··· Data excerpts ···
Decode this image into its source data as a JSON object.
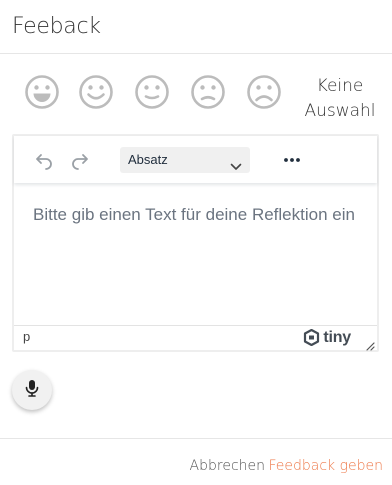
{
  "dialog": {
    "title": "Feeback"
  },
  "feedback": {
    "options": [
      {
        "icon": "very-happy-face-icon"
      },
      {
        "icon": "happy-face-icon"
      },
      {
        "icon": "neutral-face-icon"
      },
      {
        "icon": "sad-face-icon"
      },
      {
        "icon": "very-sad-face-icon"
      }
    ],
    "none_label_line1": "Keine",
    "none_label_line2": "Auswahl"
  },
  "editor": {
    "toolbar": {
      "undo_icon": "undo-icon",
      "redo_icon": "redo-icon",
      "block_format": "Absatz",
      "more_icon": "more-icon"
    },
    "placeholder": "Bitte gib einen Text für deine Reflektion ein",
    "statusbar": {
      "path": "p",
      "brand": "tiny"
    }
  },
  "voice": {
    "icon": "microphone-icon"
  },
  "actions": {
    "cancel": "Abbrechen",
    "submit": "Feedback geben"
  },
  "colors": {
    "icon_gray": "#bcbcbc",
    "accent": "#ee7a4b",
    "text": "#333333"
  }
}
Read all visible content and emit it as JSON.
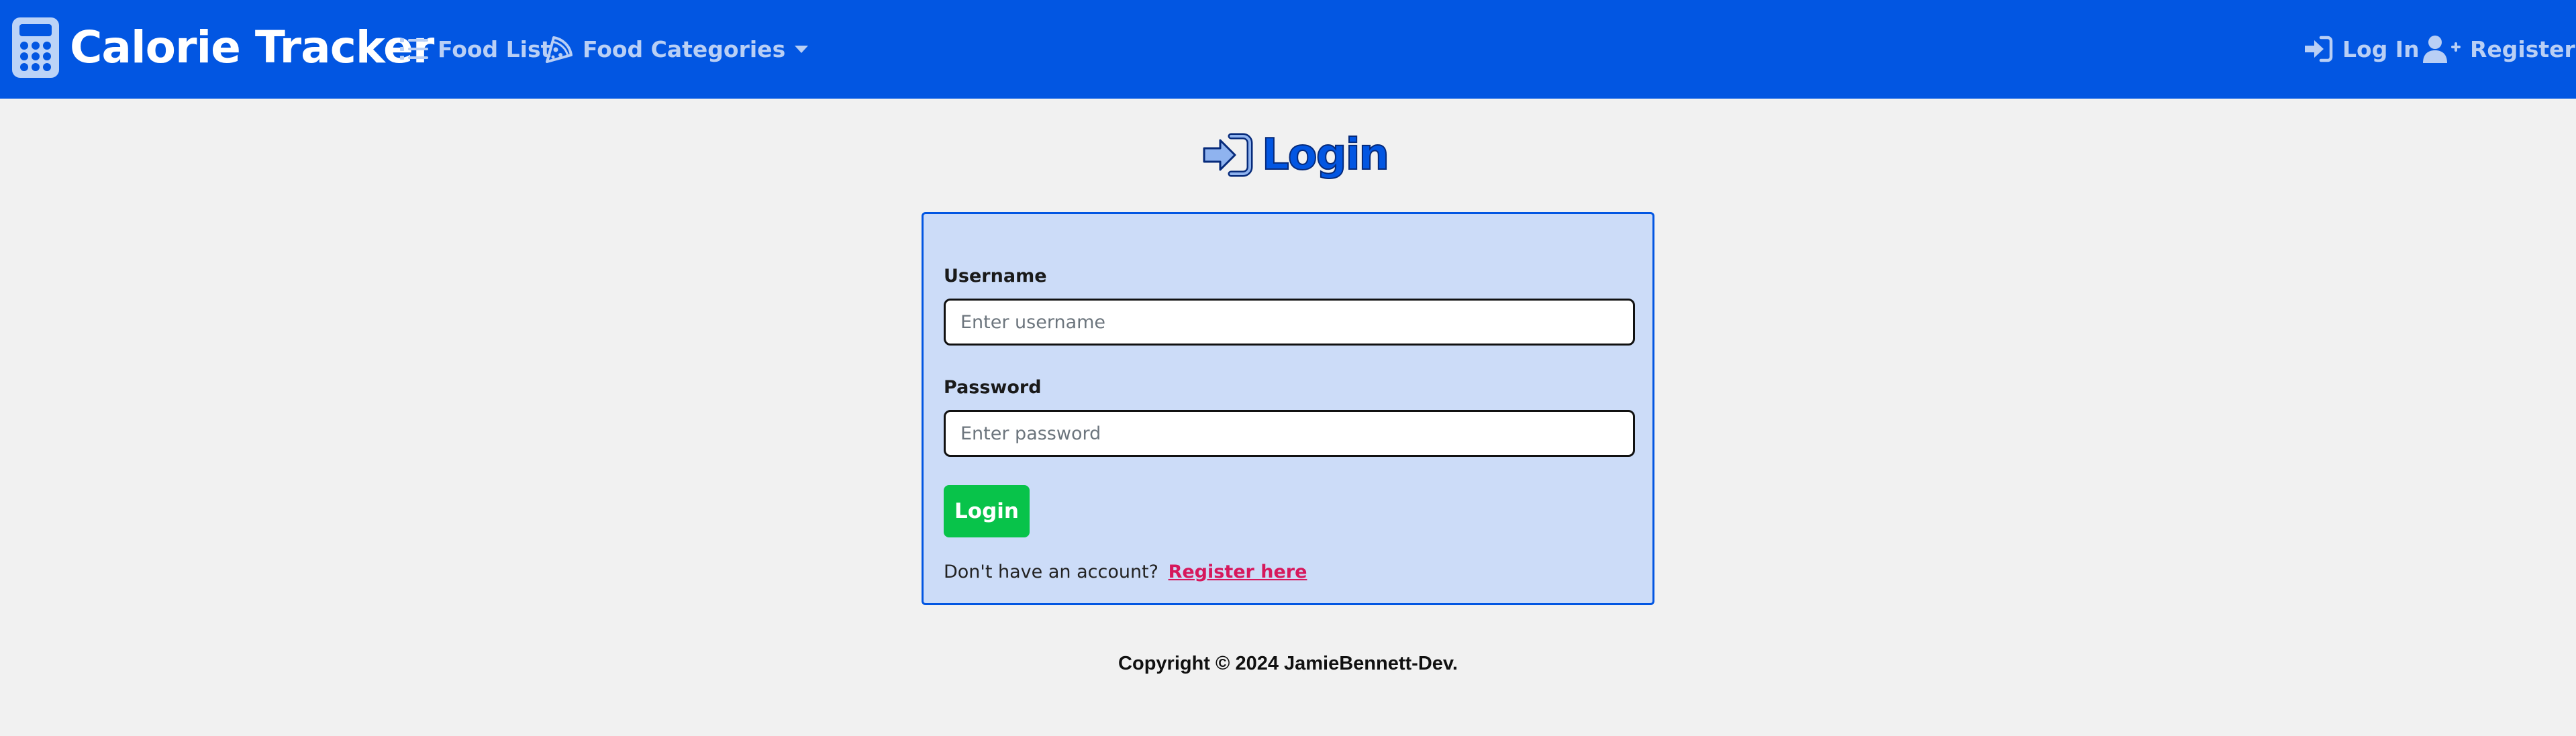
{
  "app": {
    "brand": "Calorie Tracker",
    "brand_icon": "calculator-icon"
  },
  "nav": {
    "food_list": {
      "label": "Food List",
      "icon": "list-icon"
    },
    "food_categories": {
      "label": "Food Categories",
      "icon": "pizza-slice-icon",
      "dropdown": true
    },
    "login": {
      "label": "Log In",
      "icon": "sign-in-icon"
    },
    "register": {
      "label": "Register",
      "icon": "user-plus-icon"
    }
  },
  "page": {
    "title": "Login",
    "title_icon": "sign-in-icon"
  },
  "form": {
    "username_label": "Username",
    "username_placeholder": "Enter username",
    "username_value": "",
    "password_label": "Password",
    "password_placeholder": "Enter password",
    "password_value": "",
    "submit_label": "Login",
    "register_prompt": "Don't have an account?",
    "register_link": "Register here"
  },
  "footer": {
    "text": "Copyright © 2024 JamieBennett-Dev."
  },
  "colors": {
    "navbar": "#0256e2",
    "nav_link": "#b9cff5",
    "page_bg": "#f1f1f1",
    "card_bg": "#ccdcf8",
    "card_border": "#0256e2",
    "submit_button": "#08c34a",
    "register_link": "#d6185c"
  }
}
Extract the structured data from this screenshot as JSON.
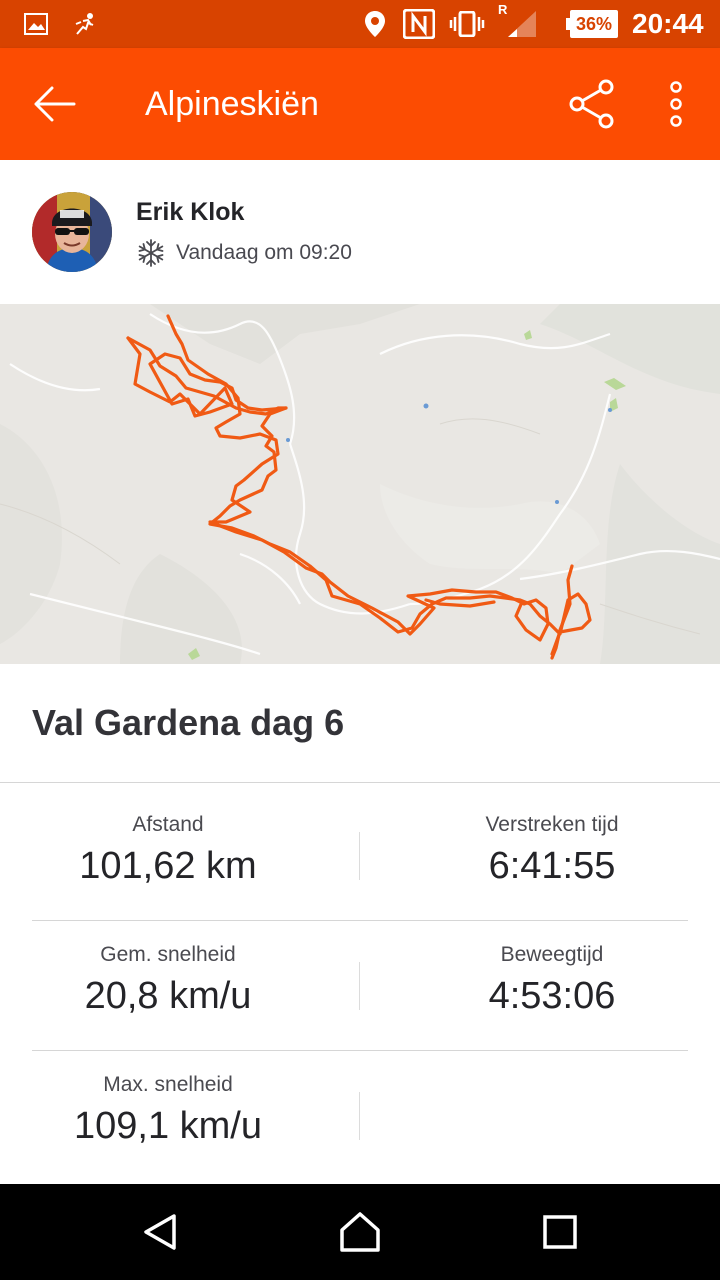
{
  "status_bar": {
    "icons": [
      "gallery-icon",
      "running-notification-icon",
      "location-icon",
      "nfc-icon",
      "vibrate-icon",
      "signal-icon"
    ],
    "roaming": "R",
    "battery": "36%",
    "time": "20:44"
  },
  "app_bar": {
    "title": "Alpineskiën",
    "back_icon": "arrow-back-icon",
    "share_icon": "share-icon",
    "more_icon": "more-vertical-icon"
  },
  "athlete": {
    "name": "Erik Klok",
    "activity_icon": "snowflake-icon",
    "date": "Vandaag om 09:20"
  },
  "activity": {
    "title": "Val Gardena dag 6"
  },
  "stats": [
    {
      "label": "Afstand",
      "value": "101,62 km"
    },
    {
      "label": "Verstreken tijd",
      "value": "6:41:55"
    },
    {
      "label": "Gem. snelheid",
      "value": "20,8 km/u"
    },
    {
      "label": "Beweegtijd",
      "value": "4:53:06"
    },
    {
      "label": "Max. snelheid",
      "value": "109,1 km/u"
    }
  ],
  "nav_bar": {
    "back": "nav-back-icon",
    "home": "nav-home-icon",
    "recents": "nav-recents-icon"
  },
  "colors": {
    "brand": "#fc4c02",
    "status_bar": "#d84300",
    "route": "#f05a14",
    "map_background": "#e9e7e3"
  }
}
···
Task requirements |
Pull out all lines containing the word "happy" from the entries above.

Finished task |
        "icon": "very-happy-face-icon"
        "icon": "happy-face-icon"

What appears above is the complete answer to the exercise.